FRAGMENTO DE ORIGEN >>
--------------------------------

A lo anterior se añade una consideración política. Había que sanear, no estatizar, al sector financiero estadounidense por generar alrededor de 40% de las utilidades conjuntas del sistema corporativo, aportar al producto tanto como las actividades manufactureras, desempeñar papel esencial en las finanzas internacionales, es decir, encabezar a la economía y ser parte central de los intereses norteamericanos. Bancos centrales independientes, liberación de los movimientos de capitales, desregulación económica, tipos de cambio flotantes son reflejo paradigmático en todo el mundo precisamente de la visión poderosa de esos intereses.

Se dio el primer paso en el salvamento bancario con 700 mil millones de dólares -Troubled Assets Relief Program, de 2008- destinado a comprar valores hipotecarios emproblemados que luego se desviaron a garantizar la deuda de las grandes instituciones financieras y a favorecerles con inyecciones de capital. Esos fondos no se usaron para transformar hipotecas en préstamos con garantía estatal en beneficio de los hogares sobreendeudados ni para justificar la imposición de límites a las altas compensaciones de los funcionarios bancarios. De ese modo, se dio el paso inicial para transformar pérdidas privadas en endeudamiento público, dejar intocado al sector financiero y alimentar después complejos debates ideológicos entre quienes prefieren la desaparición de los déficit públicos así creados y los que dan prioridad a combatir el estancamiento o el desempleo.

Mientras esas y otras medidas sanean a medias a la banca, crearon los desequilibrios financieros del gobierno, acentuados por la caída del crecimiento, de los ingresos tributarios y del aumento derivado del gasto en apoyos sociales (al desempleo y la pobreza). En conjunto, el costo de la crisis en Estados Unidos se estima cercano al producto de un año.

Las posturas todavía contrapuestas de los miembros de las legislaturas, siguen entorpeciendo la recuperación norteamericana. Más aún, la pausada salida de la crisis y la corrección -así sea parcial- de sus enormes déficits externos de pagos, seguramente incidirá en el comercio mundial, sobre todo si Estados Unidos emprende una política obligada de sustitución de importaciones, como ya empieza a ocurrir.

La situación en Europa es menos promisoria con un norte industrial, exportador y un sur importador, empobrecido. La creación del euro, como moneda única tuvo el efecto de abatir las tasas de interés y de acrecentar los flujos del ahorro externo a los países deficitarios al eliminar en apariencia los riesgos cambiarios e inflacionarios. Ese proceso acentuó la desindustrialización de las economías periféricas y, en consecuencia, sus desequilibrios de pagos. Alrededor de 2008, los déficits externos alcanzaron en algunos países cifras cercanas a 10% del producto (España, Grecia, Portugal) que, además, con la implantación del euro, dejaron de ser corregibles mediante la devaluación.

El financiamiento fácil produjo en el sur europeo una especie de mal holandés -desindustrialización y auge de importaciones- y la proliferación simultánea de burbujas financieras desestabilizadoras, como las inmobiliarias de Irlanda y España, o las más generalizadas del consumo.

--------------------------------

EXTRACTO DE DATOS >>
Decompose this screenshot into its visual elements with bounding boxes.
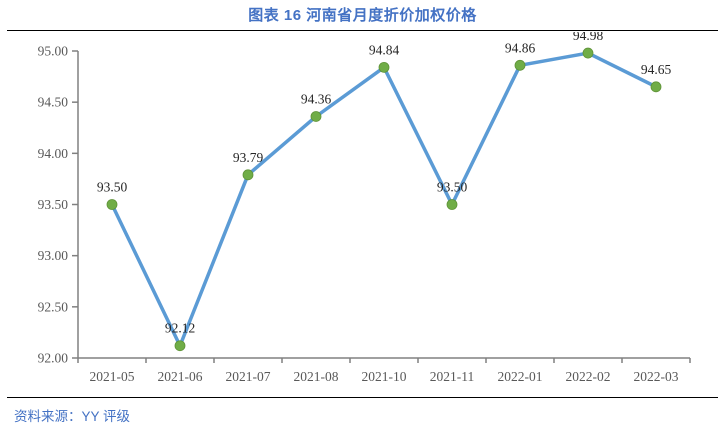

--------------------------------

Extrae tal cual del fragmento sobre la crisis financiera el pasaje que empieza en las palabras "La situación en" y termina después de "mediante la devaluación.". Para resolver este ejercicio no se necesitan los datos.

La situación en Europa es menos promisoria con un norte industrial, exportador y un sur importador, empobrecido. La creación del euro, como moneda única tuvo el efecto de abatir las tasas de interés y de acrecentar los flujos del ahorro externo a los países deficitarios al eliminar en apariencia los riesgos cambiarios e inflacionarios. Ese proceso acentuó la desindustrialización de las economías periféricas y, en consecuencia, sus desequilibrios de pagos. Alrededor de 2008, los déficits externos alcanzaron en algunos países cifras cercanas a 10% del producto (España, Grecia, Portugal) que, además, con la implantación del euro, dejaron de ser corregibles mediante la devaluación.